** Begin **

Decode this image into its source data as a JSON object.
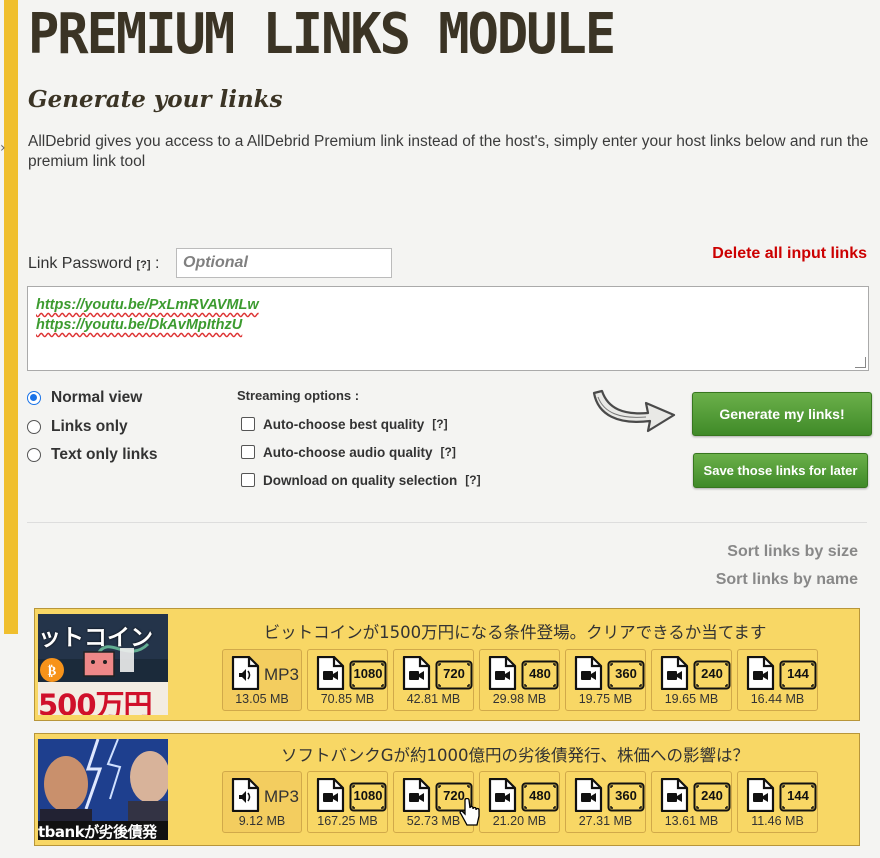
{
  "header": {
    "title": "PREMIUM LINKS MODULE",
    "subtitle": "Generate your links",
    "description": "AllDebrid gives you access to a AllDebrid Premium link instead of the host's, simply enter your host links below and run the premium link tool"
  },
  "form": {
    "password_label": "Link Password",
    "help": "[?]",
    "colon": ":",
    "password_placeholder": "Optional",
    "delete_label": "Delete all input links",
    "links": [
      "https://youtu.be/PxLmRVAVMLw",
      "https://youtu.be/DkAvMpIthzU"
    ]
  },
  "view_options": [
    {
      "label": "Normal view",
      "checked": true
    },
    {
      "label": "Links only",
      "checked": false
    },
    {
      "label": "Text only links",
      "checked": false
    }
  ],
  "streaming": {
    "title": "Streaming options :",
    "options": [
      {
        "label": "Auto-choose best quality",
        "help": "[?]"
      },
      {
        "label": "Auto-choose audio quality",
        "help": "[?]"
      },
      {
        "label": "Download on quality selection",
        "help": "[?]"
      }
    ]
  },
  "buttons": {
    "generate": "Generate my links!",
    "save": "Save those links for later"
  },
  "sort": {
    "by_size": "Sort links by size",
    "by_name": "Sort links by name"
  },
  "results": [
    {
      "title": "ビットコインが1500万円になる条件登場。クリアできるか当てます",
      "thumb_text": "500万円",
      "thumb_top": "ットコイン",
      "formats": [
        {
          "type": "audio",
          "label": "MP3",
          "size": "13.05 MB"
        },
        {
          "type": "video",
          "label": "1080",
          "size": "70.85 MB"
        },
        {
          "type": "video",
          "label": "720",
          "size": "42.81 MB"
        },
        {
          "type": "video",
          "label": "480",
          "size": "29.98 MB"
        },
        {
          "type": "video",
          "label": "360",
          "size": "19.75 MB"
        },
        {
          "type": "video",
          "label": "240",
          "size": "19.65 MB"
        },
        {
          "type": "video",
          "label": "144",
          "size": "16.44 MB"
        }
      ]
    },
    {
      "title": "ソフトバンクGが約1000億円の劣後債発行、株価への影響は？",
      "thumb_text": "tbankが劣後債発",
      "formats": [
        {
          "type": "audio",
          "label": "MP3",
          "size": "9.12 MB"
        },
        {
          "type": "video",
          "label": "1080",
          "size": "167.25 MB"
        },
        {
          "type": "video",
          "label": "720",
          "size": "52.73 MB"
        },
        {
          "type": "video",
          "label": "480",
          "size": "21.20 MB"
        },
        {
          "type": "video",
          "label": "360",
          "size": "27.31 MB"
        },
        {
          "type": "video",
          "label": "240",
          "size": "13.61 MB"
        },
        {
          "type": "video",
          "label": "144",
          "size": "11.46 MB"
        }
      ]
    }
  ]
}
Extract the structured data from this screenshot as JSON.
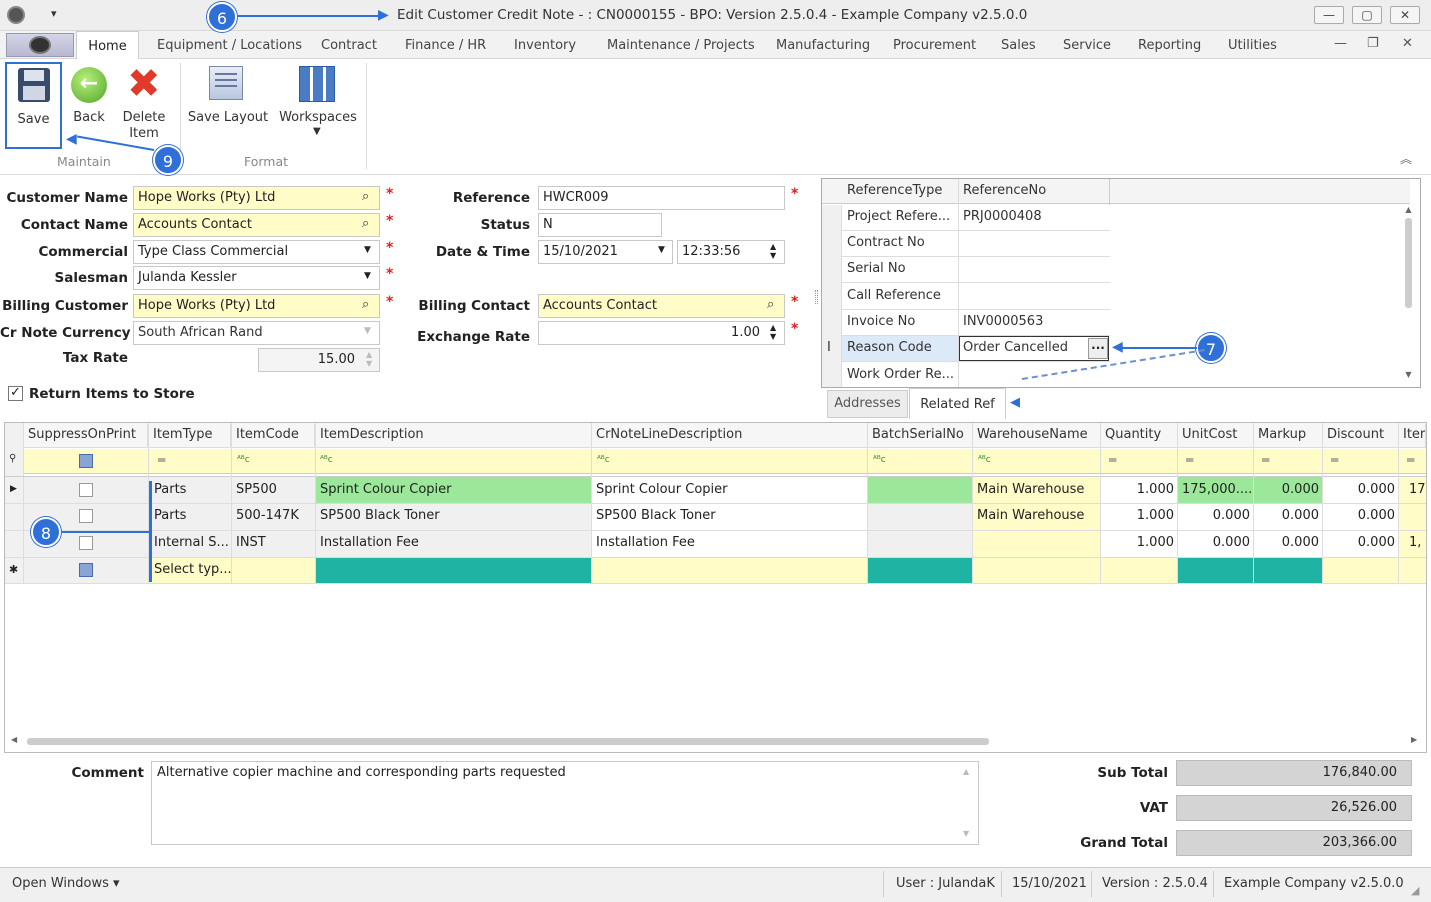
{
  "window": {
    "title": "Edit Customer Credit Note - : CN0000155 - BPO: Version 2.5.0.4 - Example Company v2.5.0.0",
    "min": "—",
    "max": "▢",
    "close": "✕"
  },
  "menu": {
    "tabs": [
      "Home",
      "Equipment / Locations",
      "Contract",
      "Finance / HR",
      "Inventory",
      "Maintenance / Projects",
      "Manufacturing",
      "Procurement",
      "Sales",
      "Service",
      "Reporting",
      "Utilities"
    ]
  },
  "ribbon": {
    "save": "Save",
    "back": "Back",
    "delete": "Delete Item",
    "save_layout": "Save Layout",
    "workspaces": "Workspaces",
    "group_maintain": "Maintain",
    "group_format": "Format"
  },
  "form": {
    "customer_name_label": "Customer Name",
    "customer_name": "Hope Works (Pty) Ltd",
    "contact_name_label": "Contact Name",
    "contact_name": "Accounts Contact",
    "commercial_label": "Commercial",
    "commercial": "Type Class Commercial",
    "salesman_label": "Salesman",
    "salesman": "Julanda Kessler",
    "billing_customer_label": "Billing Customer",
    "billing_customer": "Hope Works (Pty) Ltd",
    "currency_label": "Cr Note Currency",
    "currency": "South African Rand",
    "tax_rate_label": "Tax Rate",
    "tax_rate": "15.00",
    "return_items_label": "Return Items to Store",
    "reference_label": "Reference",
    "reference": "HWCR009",
    "status_label": "Status",
    "status": "N",
    "datetime_label": "Date & Time",
    "date": "15/10/2021",
    "time": "12:33:56",
    "billing_contact_label": "Billing Contact",
    "billing_contact": "Accounts Contact",
    "exchange_rate_label": "Exchange Rate",
    "exchange_rate": "1.00"
  },
  "ref_grid": {
    "col1": "ReferenceType",
    "col2": "ReferenceNo",
    "rows": [
      {
        "type": "Project Refere...",
        "no": "PRJ0000408"
      },
      {
        "type": "Contract No",
        "no": ""
      },
      {
        "type": "Serial No",
        "no": ""
      },
      {
        "type": "Call Reference",
        "no": ""
      },
      {
        "type": "Invoice No",
        "no": "INV0000563"
      },
      {
        "type": "Reason Code",
        "no": "Order Cancelled"
      },
      {
        "type": "Work Order Re...",
        "no": ""
      }
    ],
    "tab_addresses": "Addresses",
    "tab_related": "Related Ref",
    "ellipsis": "···"
  },
  "badges": {
    "b6": "6",
    "b7": "7",
    "b8": "8",
    "b9": "9"
  },
  "lines": {
    "headers": [
      "SuppressOnPrint",
      "ItemType",
      "ItemCode",
      "ItemDescription",
      "CrNoteLineDescription",
      "BatchSerialNo",
      "WarehouseName",
      "Quantity",
      "UnitCost",
      "Markup",
      "Discount",
      "Iter"
    ],
    "rows": [
      {
        "type": "Parts",
        "code": "SP500",
        "desc": "Sprint Colour Copier",
        "crdesc": "Sprint Colour Copier",
        "batch": "",
        "wh": "Main Warehouse",
        "qty": "1.000",
        "cost": "175,000....",
        "markup": "0.000",
        "disc": "0.000",
        "iter": "17"
      },
      {
        "type": "Parts",
        "code": "500-147K",
        "desc": "SP500 Black Toner",
        "crdesc": "SP500 Black Toner",
        "batch": "",
        "wh": "Main Warehouse",
        "qty": "1.000",
        "cost": "0.000",
        "markup": "0.000",
        "disc": "0.000",
        "iter": ""
      },
      {
        "type": "Internal S...",
        "code": "INST",
        "desc": "Installation Fee",
        "crdesc": "Installation Fee",
        "batch": "",
        "wh": "",
        "qty": "1.000",
        "cost": "0.000",
        "markup": "0.000",
        "disc": "0.000",
        "iter": "1,"
      }
    ],
    "new_row": "Select typ..."
  },
  "footer": {
    "comment_label": "Comment",
    "comment": "Alternative copier machine and corresponding parts requested",
    "subtotal_label": "Sub Total",
    "subtotal": "176,840.00",
    "vat_label": "VAT",
    "vat": "26,526.00",
    "grand_label": "Grand Total",
    "grand": "203,366.00"
  },
  "status": {
    "open_windows": "Open Windows ▾",
    "user": "User : JulandaK",
    "date": "15/10/2021",
    "version": "Version : 2.5.0.4",
    "company": "Example Company v2.5.0.0"
  },
  "colors": {
    "yellow": "#fffcc8",
    "green": "#9be89b",
    "teal": "#1fb3a3",
    "badge": "#2f6fd8"
  }
}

** End **

STATED PROBLEM
Exactly reproduce the entries above, minus the pictures.

OUTPUT
Decode this image into its source data as a JSON object.
{
  "header": {
    "title": "PREMIUM LINKS MODULE",
    "subtitle": "Generate your links",
    "description": "AllDebrid gives you access to a AllDebrid Premium link instead of the host's, simply enter your host links below and run the premium link tool"
  },
  "form": {
    "password_label": "Link Password",
    "help": "[?]",
    "colon": ":",
    "password_placeholder": "Optional",
    "delete_label": "Delete all input links",
    "links": [
      "https://youtu.be/PxLmRVAVMLw",
      "https://youtu.be/DkAvMpIthzU"
    ]
  },
  "view_options": [
    {
      "label": "Normal view",
      "checked": true
    },
    {
      "label": "Links only",
      "checked": false
    },
    {
      "label": "Text only links",
      "checked": false
    }
  ],
  "streaming": {
    "title": "Streaming options :",
    "options": [
      {
        "label": "Auto-choose best quality",
        "help": "[?]"
      },
      {
        "label": "Auto-choose audio quality",
        "help": "[?]"
      },
      {
        "label": "Download on quality selection",
        "help": "[?]"
      }
    ]
  },
  "buttons": {
    "generate": "Generate my links!",
    "save": "Save those links for later"
  },
  "sort": {
    "by_size": "Sort links by size",
    "by_name": "Sort links by name"
  },
  "results": [
    {
      "title": "ビットコインが1500万円になる条件登場。クリアできるか当てます",
      "thumb_text": "500万円",
      "thumb_top": "ットコイン",
      "formats": [
        {
          "type": "audio",
          "label": "MP3",
          "size": "13.05 MB"
        },
        {
          "type": "video",
          "label": "1080",
          "size": "70.85 MB"
        },
        {
          "type": "video",
          "label": "720",
          "size": "42.81 MB"
        },
        {
          "type": "video",
          "label": "480",
          "size": "29.98 MB"
        },
        {
          "type": "video",
          "label": "360",
          "size": "19.75 MB"
        },
        {
          "type": "video",
          "label": "240",
          "size": "19.65 MB"
        },
        {
          "type": "video",
          "label": "144",
          "size": "16.44 MB"
        }
      ]
    },
    {
      "title": "ソフトバンクGが約1000億円の劣後債発行、株価への影響は？",
      "thumb_text": "tbankが劣後債発",
      "formats": [
        {
          "type": "audio",
          "label": "MP3",
          "size": "9.12 MB"
        },
        {
          "type": "video",
          "label": "1080",
          "size": "167.25 MB"
        },
        {
          "type": "video",
          "label": "720",
          "size": "52.73 MB"
        },
        {
          "type": "video",
          "label": "480",
          "size": "21.20 MB"
        },
        {
          "type": "video",
          "label": "360",
          "size": "27.31 MB"
        },
        {
          "type": "video",
          "label": "240",
          "size": "13.61 MB"
        },
        {
          "type": "video",
          "label": "144",
          "size": "11.46 MB"
        }
      ]
    }
  ]
}
Extract the structured data from this screenshot as JSON.
{
  "window": {
    "title": "Edit Customer Credit Note - : CN0000155 - BPO: Version 2.5.0.4 - Example Company v2.5.0.0",
    "min": "—",
    "max": "▢",
    "close": "✕"
  },
  "menu": {
    "tabs": [
      "Home",
      "Equipment / Locations",
      "Contract",
      "Finance / HR",
      "Inventory",
      "Maintenance / Projects",
      "Manufacturing",
      "Procurement",
      "Sales",
      "Service",
      "Reporting",
      "Utilities"
    ]
  },
  "ribbon": {
    "save": "Save",
    "back": "Back",
    "delete": "Delete Item",
    "save_layout": "Save Layout",
    "workspaces": "Workspaces",
    "group_maintain": "Maintain",
    "group_format": "Format"
  },
  "form": {
    "customer_name_label": "Customer Name",
    "customer_name": "Hope Works (Pty) Ltd",
    "contact_name_label": "Contact Name",
    "contact_name": "Accounts Contact",
    "commercial_label": "Commercial",
    "commercial": "Type Class Commercial",
    "salesman_label": "Salesman",
    "salesman": "Julanda Kessler",
    "billing_customer_label": "Billing Customer",
    "billing_customer": "Hope Works (Pty) Ltd",
    "currency_label": "Cr Note Currency",
    "currency": "South African Rand",
    "tax_rate_label": "Tax Rate",
    "tax_rate": "15.00",
    "return_items_label": "Return Items to Store",
    "reference_label": "Reference",
    "reference": "HWCR009",
    "status_label": "Status",
    "status": "N",
    "datetime_label": "Date & Time",
    "date": "15/10/2021",
    "time": "12:33:56",
    "billing_contact_label": "Billing Contact",
    "billing_contact": "Accounts Contact",
    "exchange_rate_label": "Exchange Rate",
    "exchange_rate": "1.00"
  },
  "ref_grid": {
    "col1": "ReferenceType",
    "col2": "ReferenceNo",
    "rows": [
      {
        "type": "Project Refere...",
        "no": "PRJ0000408"
      },
      {
        "type": "Contract No",
        "no": ""
      },
      {
        "type": "Serial No",
        "no": ""
      },
      {
        "type": "Call Reference",
        "no": ""
      },
      {
        "type": "Invoice No",
        "no": "INV0000563"
      },
      {
        "type": "Reason Code",
        "no": "Order Cancelled"
      },
      {
        "type": "Work Order Re...",
        "no": ""
      }
    ],
    "tab_addresses": "Addresses",
    "tab_related": "Related Ref",
    "ellipsis": "···"
  },
  "badges": {
    "b6": "6",
    "b7": "7",
    "b8": "8",
    "b9": "9"
  },
  "lines": {
    "headers": [
      "SuppressOnPrint",
      "ItemType",
      "ItemCode",
      "ItemDescription",
      "CrNoteLineDescription",
      "BatchSerialNo",
      "WarehouseName",
      "Quantity",
      "UnitCost",
      "Markup",
      "Discount",
      "Iter"
    ],
    "rows": [
      {
        "type": "Parts",
        "code": "SP500",
        "desc": "Sprint Colour Copier",
        "crdesc": "Sprint Colour Copier",
        "batch": "",
        "wh": "Main Warehouse",
        "qty": "1.000",
        "cost": "175,000....",
        "markup": "0.000",
        "disc": "0.000",
        "iter": "17"
      },
      {
        "type": "Parts",
        "code": "500-147K",
        "desc": "SP500 Black Toner",
        "crdesc": "SP500 Black Toner",
        "batch": "",
        "wh": "Main Warehouse",
        "qty": "1.000",
        "cost": "0.000",
        "markup": "0.000",
        "disc": "0.000",
        "iter": ""
      },
      {
        "type": "Internal S...",
        "code": "INST",
        "desc": "Installation Fee",
        "crdesc": "Installation Fee",
        "batch": "",
        "wh": "",
        "qty": "1.000",
        "cost": "0.000",
        "markup": "0.000",
        "disc": "0.000",
        "iter": "1,"
      }
    ],
    "new_row": "Select typ..."
  },
  "footer": {
    "comment_label": "Comment",
    "comment": "Alternative copier machine and corresponding parts requested",
    "subtotal_label": "Sub Total",
    "subtotal": "176,840.00",
    "vat_label": "VAT",
    "vat": "26,526.00",
    "grand_label": "Grand Total",
    "grand": "203,366.00"
  },
  "status": {
    "open_windows": "Open Windows ▾",
    "user": "User : JulandaK",
    "date": "15/10/2021",
    "version": "Version : 2.5.0.4",
    "company": "Example Company v2.5.0.0"
  },
  "colors": {
    "yellow": "#fffcc8",
    "green": "#9be89b",
    "teal": "#1fb3a3",
    "badge": "#2f6fd8"
  }
}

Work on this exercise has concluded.